(Exercise directions): Go through the data below and gather each line containing "population".

(Available records):
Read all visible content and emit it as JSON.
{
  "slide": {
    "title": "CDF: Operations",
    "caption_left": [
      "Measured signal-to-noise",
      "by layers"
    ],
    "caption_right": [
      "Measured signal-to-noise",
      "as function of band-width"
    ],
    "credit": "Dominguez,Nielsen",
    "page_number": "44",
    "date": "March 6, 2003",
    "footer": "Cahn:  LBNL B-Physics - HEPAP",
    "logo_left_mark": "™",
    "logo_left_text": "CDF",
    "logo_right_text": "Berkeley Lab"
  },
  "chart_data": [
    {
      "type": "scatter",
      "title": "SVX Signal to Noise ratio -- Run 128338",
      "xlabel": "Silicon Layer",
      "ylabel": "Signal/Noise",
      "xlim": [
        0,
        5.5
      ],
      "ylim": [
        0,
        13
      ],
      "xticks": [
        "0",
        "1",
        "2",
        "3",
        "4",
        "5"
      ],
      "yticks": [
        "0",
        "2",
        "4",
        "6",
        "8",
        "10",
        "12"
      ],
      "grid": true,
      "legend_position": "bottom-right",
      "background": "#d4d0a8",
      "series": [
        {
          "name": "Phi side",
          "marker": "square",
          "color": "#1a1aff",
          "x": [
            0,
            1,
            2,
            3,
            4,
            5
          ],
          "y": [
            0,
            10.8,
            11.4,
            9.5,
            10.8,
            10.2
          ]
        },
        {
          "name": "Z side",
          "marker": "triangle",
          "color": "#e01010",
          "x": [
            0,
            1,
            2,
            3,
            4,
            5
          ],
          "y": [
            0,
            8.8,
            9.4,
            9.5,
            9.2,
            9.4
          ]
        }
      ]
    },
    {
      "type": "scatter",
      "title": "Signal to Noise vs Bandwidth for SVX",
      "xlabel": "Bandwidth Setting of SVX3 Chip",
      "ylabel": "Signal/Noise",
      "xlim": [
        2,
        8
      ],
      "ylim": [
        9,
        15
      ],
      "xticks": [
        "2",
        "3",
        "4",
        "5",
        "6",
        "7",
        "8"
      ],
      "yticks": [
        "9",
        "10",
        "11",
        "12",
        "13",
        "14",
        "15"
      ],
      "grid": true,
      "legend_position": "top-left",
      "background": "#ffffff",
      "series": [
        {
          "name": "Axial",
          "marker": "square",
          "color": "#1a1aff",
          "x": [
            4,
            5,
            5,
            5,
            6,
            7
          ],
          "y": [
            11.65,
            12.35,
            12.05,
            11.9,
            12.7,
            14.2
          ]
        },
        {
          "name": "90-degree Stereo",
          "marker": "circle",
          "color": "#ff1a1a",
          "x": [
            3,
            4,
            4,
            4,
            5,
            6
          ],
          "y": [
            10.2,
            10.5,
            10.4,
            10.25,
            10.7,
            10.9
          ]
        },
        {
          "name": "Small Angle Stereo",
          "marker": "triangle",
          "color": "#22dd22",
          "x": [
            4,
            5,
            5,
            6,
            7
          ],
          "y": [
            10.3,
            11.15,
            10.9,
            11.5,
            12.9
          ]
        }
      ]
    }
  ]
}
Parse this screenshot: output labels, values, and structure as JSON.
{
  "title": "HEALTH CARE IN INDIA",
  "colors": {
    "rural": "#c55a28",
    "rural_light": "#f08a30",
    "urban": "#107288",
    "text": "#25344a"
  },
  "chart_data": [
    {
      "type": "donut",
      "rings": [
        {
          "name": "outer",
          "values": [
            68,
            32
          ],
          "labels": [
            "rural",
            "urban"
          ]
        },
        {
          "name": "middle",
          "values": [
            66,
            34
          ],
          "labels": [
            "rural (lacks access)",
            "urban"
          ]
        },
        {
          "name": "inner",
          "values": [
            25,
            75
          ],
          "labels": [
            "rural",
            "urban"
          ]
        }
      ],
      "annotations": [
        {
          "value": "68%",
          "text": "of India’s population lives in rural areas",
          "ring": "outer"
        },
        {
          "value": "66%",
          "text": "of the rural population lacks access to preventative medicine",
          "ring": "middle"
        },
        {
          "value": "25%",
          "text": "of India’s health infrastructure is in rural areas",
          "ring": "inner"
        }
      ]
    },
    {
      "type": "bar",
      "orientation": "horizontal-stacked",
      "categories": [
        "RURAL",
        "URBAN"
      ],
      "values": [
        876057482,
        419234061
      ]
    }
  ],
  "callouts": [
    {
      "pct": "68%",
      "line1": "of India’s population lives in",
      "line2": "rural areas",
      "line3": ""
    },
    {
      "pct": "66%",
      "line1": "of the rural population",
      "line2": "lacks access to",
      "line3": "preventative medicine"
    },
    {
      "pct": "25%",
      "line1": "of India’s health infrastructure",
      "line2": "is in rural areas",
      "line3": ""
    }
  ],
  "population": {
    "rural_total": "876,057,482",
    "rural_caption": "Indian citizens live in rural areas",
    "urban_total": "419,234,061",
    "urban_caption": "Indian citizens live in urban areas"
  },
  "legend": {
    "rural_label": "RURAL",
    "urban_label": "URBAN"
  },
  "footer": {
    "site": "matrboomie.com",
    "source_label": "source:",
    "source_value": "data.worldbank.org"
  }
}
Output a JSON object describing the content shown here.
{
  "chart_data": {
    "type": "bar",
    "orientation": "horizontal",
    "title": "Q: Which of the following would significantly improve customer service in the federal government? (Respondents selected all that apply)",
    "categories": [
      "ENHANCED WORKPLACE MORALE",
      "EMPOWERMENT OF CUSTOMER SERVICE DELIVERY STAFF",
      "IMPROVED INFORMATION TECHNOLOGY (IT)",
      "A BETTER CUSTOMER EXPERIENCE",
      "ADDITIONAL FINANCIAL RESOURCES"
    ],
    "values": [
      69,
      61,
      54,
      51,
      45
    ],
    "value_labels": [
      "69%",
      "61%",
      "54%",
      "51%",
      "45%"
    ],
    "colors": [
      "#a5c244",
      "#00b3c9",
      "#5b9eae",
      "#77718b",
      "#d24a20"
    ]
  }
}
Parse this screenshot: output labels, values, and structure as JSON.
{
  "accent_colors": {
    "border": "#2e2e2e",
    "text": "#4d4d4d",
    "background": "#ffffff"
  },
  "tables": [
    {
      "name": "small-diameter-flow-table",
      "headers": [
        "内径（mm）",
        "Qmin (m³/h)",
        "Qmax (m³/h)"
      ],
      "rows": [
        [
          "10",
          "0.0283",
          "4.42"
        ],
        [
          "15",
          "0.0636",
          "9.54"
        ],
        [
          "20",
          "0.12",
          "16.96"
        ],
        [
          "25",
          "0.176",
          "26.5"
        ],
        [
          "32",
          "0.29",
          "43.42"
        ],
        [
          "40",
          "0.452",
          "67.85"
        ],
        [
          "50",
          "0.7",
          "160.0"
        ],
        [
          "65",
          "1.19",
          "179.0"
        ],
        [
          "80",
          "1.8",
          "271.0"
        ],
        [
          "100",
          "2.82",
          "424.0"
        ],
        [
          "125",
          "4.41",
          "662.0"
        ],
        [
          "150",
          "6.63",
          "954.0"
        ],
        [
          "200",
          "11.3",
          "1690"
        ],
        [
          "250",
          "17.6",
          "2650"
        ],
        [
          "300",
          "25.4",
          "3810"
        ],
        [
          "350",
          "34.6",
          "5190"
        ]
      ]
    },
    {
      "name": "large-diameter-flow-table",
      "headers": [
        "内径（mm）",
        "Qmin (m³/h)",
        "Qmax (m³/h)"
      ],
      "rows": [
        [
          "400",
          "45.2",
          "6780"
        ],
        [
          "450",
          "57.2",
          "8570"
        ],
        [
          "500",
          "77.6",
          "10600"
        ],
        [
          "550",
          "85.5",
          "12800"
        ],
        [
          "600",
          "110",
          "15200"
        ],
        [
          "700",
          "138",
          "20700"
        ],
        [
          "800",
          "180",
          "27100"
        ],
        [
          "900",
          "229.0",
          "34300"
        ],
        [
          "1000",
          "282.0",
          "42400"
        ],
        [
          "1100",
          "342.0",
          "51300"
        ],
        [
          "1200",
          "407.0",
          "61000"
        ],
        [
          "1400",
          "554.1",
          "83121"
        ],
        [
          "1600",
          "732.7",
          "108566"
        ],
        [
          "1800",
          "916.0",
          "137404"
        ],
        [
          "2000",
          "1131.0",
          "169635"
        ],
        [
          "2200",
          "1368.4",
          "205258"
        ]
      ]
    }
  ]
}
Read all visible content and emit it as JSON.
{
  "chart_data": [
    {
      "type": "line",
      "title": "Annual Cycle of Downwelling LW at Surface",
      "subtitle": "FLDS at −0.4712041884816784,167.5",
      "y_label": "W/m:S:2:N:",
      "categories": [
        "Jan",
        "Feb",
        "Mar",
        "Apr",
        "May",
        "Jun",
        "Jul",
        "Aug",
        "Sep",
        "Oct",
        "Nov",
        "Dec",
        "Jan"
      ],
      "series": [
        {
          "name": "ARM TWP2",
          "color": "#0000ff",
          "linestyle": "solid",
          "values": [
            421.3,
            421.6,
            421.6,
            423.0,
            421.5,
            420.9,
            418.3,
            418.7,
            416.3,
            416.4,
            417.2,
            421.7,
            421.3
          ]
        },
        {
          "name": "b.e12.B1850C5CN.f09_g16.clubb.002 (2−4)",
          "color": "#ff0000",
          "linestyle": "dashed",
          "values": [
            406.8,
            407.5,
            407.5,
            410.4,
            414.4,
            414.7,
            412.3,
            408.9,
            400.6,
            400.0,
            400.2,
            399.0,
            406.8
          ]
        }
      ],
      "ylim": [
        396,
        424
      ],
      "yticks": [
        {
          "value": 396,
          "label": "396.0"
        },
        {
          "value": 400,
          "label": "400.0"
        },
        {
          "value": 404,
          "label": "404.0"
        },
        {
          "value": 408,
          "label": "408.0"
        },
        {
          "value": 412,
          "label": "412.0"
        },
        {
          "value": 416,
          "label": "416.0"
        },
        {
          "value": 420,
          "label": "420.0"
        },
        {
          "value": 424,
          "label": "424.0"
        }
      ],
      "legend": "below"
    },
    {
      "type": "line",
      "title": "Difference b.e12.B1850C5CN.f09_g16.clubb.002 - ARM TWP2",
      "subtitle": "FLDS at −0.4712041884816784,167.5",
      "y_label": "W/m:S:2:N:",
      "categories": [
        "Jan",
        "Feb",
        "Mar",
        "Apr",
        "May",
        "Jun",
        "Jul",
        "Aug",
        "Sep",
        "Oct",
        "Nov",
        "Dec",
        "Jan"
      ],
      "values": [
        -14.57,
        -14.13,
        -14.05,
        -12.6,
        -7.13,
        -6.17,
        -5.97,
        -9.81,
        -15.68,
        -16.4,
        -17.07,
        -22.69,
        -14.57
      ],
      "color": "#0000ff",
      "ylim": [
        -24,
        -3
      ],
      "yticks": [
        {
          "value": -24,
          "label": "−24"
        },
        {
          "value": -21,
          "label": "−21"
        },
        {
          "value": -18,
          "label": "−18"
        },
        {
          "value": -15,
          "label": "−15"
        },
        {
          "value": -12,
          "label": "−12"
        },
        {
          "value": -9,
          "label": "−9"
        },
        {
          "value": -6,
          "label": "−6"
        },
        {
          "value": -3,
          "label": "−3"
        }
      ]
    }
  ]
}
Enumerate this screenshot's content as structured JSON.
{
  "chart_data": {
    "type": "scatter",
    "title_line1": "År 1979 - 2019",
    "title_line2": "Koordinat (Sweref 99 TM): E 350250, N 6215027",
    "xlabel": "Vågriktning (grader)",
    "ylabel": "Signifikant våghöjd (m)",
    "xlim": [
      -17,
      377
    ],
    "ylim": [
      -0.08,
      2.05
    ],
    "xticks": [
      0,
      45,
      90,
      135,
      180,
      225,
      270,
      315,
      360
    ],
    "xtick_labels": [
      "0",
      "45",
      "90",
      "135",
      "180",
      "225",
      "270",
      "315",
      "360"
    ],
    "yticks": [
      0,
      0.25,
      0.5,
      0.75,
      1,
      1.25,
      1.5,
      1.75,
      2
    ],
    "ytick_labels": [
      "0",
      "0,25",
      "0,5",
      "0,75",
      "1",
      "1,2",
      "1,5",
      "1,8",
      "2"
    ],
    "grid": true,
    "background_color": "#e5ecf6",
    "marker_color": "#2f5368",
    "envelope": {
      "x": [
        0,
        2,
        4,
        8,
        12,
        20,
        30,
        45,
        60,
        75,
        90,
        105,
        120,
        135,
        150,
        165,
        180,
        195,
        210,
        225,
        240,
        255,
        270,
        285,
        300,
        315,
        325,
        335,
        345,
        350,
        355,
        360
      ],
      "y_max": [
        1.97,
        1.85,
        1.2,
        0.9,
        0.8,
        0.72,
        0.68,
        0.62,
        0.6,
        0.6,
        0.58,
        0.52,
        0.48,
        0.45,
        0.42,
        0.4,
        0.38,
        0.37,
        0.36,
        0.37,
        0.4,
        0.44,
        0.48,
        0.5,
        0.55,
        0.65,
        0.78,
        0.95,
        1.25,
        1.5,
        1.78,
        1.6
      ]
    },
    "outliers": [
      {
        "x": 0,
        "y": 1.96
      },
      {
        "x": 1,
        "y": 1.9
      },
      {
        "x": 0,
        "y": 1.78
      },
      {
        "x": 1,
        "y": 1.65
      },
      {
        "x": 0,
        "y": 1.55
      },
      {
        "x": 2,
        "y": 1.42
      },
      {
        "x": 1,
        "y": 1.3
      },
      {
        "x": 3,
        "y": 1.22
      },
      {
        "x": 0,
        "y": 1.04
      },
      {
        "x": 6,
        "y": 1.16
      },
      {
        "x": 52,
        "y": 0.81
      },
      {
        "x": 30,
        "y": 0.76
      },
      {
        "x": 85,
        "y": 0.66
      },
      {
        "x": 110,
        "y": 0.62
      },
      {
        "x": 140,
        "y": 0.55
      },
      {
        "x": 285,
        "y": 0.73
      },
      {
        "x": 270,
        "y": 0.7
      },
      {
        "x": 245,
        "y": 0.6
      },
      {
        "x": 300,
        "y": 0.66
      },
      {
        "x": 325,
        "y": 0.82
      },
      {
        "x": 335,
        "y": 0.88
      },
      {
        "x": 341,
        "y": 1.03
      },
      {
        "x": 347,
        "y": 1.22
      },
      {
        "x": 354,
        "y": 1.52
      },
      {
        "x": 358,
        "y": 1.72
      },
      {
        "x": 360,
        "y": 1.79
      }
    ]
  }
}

(The result):
          "text": "of India’s population lives in rural areas",
          "text": "of the rural population lacks access to preventative medicine",
      "line1": "of India’s population lives in",
      "line1": "of the rural population",
  "population": {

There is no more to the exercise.